──────── Rows

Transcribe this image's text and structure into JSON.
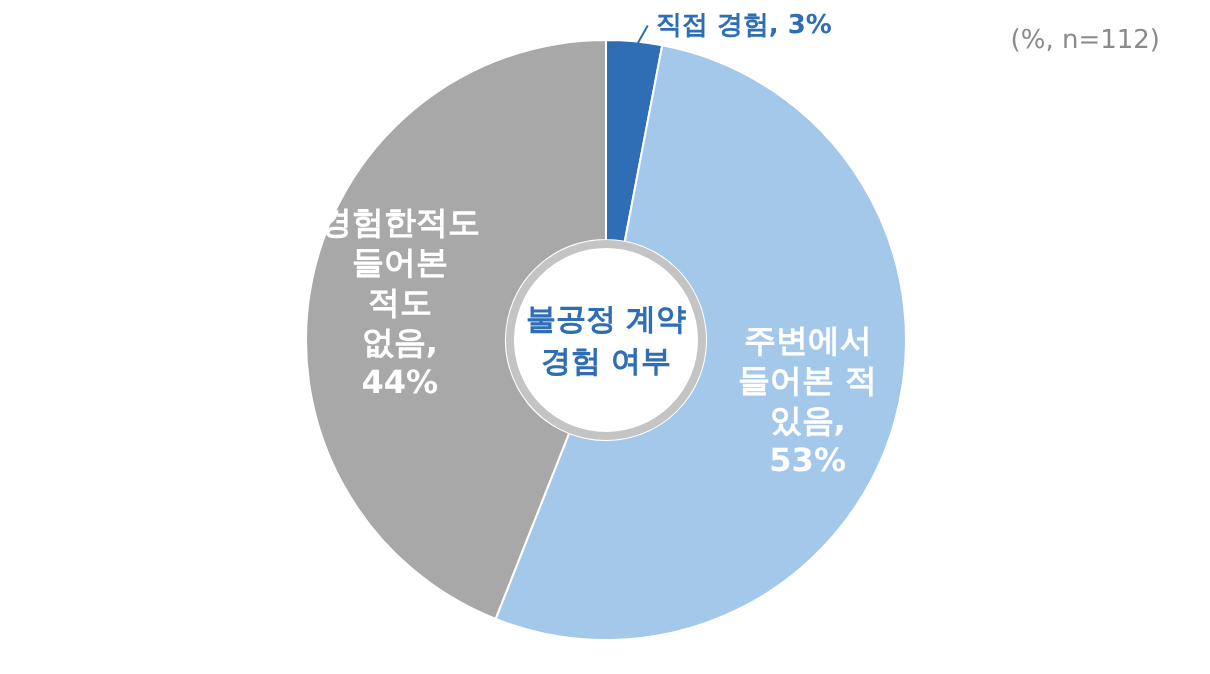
{
  "chart_data": {
    "type": "donut",
    "title": "불공정 계약 경험 여부",
    "categories": [
      "직접 경험",
      "주변에서 들어본 적 있음",
      "경험한적도 들어본 적도 없음"
    ],
    "values": [
      3,
      53,
      44
    ],
    "value_labels": [
      ", 3%",
      ", 53%",
      ", 44%"
    ],
    "colors": [
      "#2f6eb5",
      "#a4c8ea",
      "#a8a8a8"
    ],
    "annotations": [
      "(%, n=112)"
    ],
    "legend": false
  }
}
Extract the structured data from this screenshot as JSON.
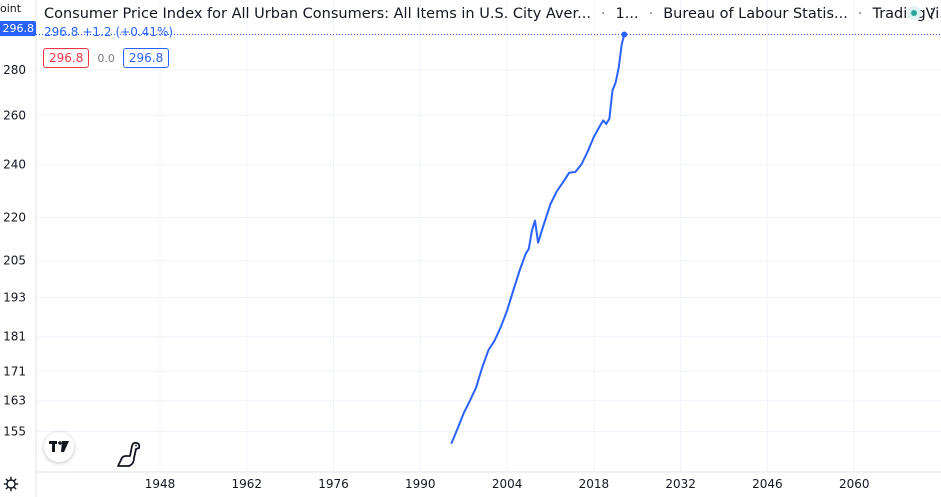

────────────────

__What you should do__. Restate each of the entries above word for word and skip every image.

__Result of the task__.
Transcribe this image's text and structure into JSON.
{
  "chart_data": {
    "type": "donut",
    "title": "불공정 계약 경험 여부",
    "categories": [
      "직접 경험",
      "주변에서 들어본 적 있음",
      "경험한적도 들어본 적도 없음"
    ],
    "values": [
      3,
      53,
      44
    ],
    "value_labels": [
      ", 3%",
      ", 53%",
      ", 44%"
    ],
    "colors": [
      "#2f6eb5",
      "#a4c8ea",
      "#a8a8a8"
    ],
    "annotations": [
      "(%, n=112)"
    ],
    "legend": false
  }
}
Extract the structured data from this screenshot as JSON.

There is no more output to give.